**COMPLETE THE FOLLOWING:**
A - Print the stretch of the article on the Massachusetts achievement gap from "May 24, 2024" through "states they examined.".
B - Answer these questions from the article on the Massachusetts achievement gap:
(i) Researchers at which two universities led the study?
(ii) How much math learning did Massachusetts students lose from 2019 to 2022?
(iii) How large were the declines in many of the state's Gateway Cities?
C - Decide whether each statement agrees with the article on the Massachusetts achievement gap. Answer yes or no, and quote the words of the article that decide it.
(i) From 2019 to 2022, Massachusetts students lost more learning in reading than in math.
(ii) The period from 2022 to 2023 was the first full year when students returned to in-person learning.
(iii) The achievement gap is now smaller than it was before the pandemic.

**SUPPLIED PASSAGE:**
#  In wake of pandemic, Mass. achievement gap has widened 

 





May 24, 2024

 

 

 While students across the country continue to struggle to make up the learning loss from the pandemic, with many states seeing the gulf separating the achievement of poor and non-poor students growing larger, a study led by researchers at Harvard and Stanford universities says Massachusetts has the seen the largest widening of that gap of any the states they examined.

 Massachusetts students lost the equivalent of about two-thirds of a typical year of math learning and two-fifths of a year in reading from 2019 to 2022, according to [the report](https://educationrecoveryscorecard.org/wp-content/uploads/2024/01/ERS-Report-Final-1.31.pdf) from the Center for Education Research Policy at Harvard and the Educational Opportunity Project at Stanford. Many of the state’s Gateway Cities, home to lots of the state’s poorer students, saw declines of as much as a full year of learning. While many districts began to see achievement gains from 2022 to 2023 – the first full year when students returned to in-person learning – many Gateway Cities saw achievement levels continue to drop, making the achievement gap even larger now than it was before the pandemic.

Dataset excerpts
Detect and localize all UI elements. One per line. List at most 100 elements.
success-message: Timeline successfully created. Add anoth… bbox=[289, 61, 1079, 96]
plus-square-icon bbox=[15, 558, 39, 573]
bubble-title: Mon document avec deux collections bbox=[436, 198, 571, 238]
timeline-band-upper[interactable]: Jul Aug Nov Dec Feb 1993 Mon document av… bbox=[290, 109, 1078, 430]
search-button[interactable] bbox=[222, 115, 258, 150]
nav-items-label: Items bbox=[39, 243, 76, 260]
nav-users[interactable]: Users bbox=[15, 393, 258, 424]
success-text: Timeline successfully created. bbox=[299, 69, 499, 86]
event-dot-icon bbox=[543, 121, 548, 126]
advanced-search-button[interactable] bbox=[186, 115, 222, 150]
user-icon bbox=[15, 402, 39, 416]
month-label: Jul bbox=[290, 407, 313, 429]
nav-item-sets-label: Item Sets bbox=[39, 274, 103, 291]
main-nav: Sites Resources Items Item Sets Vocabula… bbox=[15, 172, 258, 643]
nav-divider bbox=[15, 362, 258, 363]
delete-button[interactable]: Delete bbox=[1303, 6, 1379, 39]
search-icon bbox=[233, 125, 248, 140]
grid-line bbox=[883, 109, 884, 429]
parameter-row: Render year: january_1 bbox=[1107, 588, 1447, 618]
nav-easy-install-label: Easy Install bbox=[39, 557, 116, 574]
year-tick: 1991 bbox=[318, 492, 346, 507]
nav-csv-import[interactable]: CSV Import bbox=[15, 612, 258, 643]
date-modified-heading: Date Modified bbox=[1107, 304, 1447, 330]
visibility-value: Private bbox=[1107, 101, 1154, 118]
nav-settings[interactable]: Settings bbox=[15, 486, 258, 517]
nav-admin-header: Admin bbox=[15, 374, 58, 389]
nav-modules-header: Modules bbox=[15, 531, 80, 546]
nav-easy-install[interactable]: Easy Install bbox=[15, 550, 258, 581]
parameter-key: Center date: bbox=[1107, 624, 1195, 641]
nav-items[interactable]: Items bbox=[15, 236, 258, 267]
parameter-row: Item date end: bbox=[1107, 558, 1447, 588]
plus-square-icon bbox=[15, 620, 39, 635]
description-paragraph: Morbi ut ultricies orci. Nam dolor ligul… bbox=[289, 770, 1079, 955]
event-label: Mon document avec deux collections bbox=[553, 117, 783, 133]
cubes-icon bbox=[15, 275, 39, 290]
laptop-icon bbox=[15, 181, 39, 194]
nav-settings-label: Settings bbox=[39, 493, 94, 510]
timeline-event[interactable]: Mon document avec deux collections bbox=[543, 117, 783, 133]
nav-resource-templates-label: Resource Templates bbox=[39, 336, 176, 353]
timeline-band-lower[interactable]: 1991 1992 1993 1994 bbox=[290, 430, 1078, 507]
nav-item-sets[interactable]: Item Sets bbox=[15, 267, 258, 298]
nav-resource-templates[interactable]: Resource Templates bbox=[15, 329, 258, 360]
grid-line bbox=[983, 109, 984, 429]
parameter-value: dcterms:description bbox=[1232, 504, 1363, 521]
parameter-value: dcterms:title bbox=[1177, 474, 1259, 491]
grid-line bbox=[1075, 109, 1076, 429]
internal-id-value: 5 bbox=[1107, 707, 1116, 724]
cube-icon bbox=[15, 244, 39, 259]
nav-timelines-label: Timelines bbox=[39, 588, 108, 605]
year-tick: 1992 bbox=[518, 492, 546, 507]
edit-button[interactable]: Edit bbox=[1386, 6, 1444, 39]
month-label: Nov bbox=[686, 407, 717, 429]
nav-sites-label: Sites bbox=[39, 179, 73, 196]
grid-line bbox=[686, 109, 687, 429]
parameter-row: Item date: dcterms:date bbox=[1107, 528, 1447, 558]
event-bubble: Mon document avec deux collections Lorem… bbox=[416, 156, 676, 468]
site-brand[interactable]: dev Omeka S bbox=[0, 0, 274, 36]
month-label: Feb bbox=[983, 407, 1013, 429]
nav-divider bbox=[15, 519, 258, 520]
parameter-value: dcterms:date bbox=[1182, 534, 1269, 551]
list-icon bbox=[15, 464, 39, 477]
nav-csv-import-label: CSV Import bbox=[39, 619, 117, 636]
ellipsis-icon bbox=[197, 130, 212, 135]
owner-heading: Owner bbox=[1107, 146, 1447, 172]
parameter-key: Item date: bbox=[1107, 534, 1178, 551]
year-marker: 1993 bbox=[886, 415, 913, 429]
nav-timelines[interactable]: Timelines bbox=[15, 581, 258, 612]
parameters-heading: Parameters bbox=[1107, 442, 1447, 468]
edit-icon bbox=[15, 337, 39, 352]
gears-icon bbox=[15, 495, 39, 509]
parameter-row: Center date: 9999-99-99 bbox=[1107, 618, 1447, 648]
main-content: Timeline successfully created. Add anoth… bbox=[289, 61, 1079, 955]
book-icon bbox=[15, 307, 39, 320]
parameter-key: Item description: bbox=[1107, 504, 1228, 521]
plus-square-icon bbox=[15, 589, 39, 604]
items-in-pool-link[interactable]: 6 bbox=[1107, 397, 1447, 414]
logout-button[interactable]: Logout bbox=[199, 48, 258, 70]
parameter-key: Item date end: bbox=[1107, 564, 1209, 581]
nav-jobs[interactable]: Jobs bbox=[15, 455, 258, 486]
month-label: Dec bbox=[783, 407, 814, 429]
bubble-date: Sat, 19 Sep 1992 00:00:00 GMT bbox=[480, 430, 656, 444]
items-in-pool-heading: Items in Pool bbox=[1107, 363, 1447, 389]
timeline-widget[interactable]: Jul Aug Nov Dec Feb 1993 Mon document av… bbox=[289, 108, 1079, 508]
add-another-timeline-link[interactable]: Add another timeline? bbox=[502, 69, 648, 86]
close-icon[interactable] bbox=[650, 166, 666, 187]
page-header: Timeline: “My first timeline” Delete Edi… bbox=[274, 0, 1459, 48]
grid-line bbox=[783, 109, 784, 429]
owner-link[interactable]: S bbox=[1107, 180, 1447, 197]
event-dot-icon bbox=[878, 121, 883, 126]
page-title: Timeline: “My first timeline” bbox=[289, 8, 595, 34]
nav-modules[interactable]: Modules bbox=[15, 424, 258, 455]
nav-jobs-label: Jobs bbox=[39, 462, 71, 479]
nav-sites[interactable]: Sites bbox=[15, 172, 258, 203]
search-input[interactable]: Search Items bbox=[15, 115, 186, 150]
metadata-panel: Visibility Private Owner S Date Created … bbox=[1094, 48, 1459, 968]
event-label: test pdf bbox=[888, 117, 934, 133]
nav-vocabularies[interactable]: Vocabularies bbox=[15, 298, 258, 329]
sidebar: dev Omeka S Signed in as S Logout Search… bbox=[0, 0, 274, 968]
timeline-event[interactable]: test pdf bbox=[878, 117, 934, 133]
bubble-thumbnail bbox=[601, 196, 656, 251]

**EXERCISE ANSWERS:**
A -
May 24, 2024

 

 

 While students across the country continue to struggle to make up the learning loss from the pandemic, with many states seeing the gulf separating the achievement of poor and non-poor students growing larger, a study led by researchers at Harvard and Stanford universities says Massachusetts has the seen the largest widening of that gap of any the states they examined.

B -
(i) Harvard and Stanford
(ii) About two-thirds of a typical year
(iii) As much as a full year of learning

C -
(i) No: "about two-thirds of a typical year of math learning and two-fifths of a year in reading"
(ii) Yes: "from 2022 to 2023 – the first full year when students returned to in-person learning"
(iii) No: "making the achievement gap even larger now than it was before the pandemic"